• **YOUR TASK**
Reproduce every line of these records without any changes.

[DATASET RECORDS start]

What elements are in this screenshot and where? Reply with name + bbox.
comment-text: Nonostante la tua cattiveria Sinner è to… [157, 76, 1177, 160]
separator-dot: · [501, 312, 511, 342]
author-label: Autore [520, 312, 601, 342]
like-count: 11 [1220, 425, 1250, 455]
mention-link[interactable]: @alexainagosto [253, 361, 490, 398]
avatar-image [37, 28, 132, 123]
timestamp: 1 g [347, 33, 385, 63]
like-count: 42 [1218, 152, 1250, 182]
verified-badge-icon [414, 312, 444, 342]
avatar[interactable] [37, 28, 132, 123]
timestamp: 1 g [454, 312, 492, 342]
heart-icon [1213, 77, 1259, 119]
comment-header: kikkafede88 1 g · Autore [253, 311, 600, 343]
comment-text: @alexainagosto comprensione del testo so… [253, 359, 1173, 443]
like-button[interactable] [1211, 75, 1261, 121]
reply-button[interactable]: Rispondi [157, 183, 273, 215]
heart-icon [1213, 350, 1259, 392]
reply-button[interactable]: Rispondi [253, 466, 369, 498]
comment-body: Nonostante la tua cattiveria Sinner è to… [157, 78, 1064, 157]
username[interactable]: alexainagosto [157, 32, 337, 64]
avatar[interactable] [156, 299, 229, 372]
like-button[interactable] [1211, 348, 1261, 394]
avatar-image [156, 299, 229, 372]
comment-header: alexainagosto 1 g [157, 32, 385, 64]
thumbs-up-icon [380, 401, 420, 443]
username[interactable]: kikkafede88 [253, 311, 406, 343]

[DATASET RECORDS end]

• **RESPONSE TO THE EXERCISE**
What elements are in this screenshot and where? Reply with name + bbox.
comment-text: Nonostante la tua cattiveria Sinner è to… [157, 76, 1177, 160]
separator-dot: · [501, 312, 511, 342]
author-label: Autore [520, 312, 601, 342]
like-count: 11 [1220, 425, 1250, 455]
mention-link[interactable]: @alexainagosto [253, 361, 490, 398]
avatar-image [37, 28, 132, 123]
timestamp: 1 g [347, 33, 385, 63]
like-count: 42 [1218, 152, 1250, 182]
verified-badge-icon [414, 312, 444, 342]
avatar[interactable] [37, 28, 132, 123]
timestamp: 1 g [454, 312, 492, 342]
heart-icon [1213, 77, 1259, 119]
comment-header: kikkafede88 1 g · Autore [253, 311, 600, 343]
comment-text: @alexainagosto comprensione del testo so… [253, 359, 1173, 443]
like-button[interactable] [1211, 75, 1261, 121]
reply-button[interactable]: Rispondi [157, 183, 273, 215]
heart-icon [1213, 350, 1259, 392]
reply-button[interactable]: Rispondi [253, 466, 369, 498]
comment-body: Nonostante la tua cattiveria Sinner è to… [157, 78, 1064, 157]
username[interactable]: alexainagosto [157, 32, 337, 64]
avatar[interactable] [156, 299, 229, 372]
like-button[interactable] [1211, 348, 1261, 394]
avatar-image [156, 299, 229, 372]
comment-header: alexainagosto 1 g [157, 32, 385, 64]
thumbs-up-icon [380, 401, 420, 443]
username[interactable]: kikkafede88 [253, 311, 406, 343]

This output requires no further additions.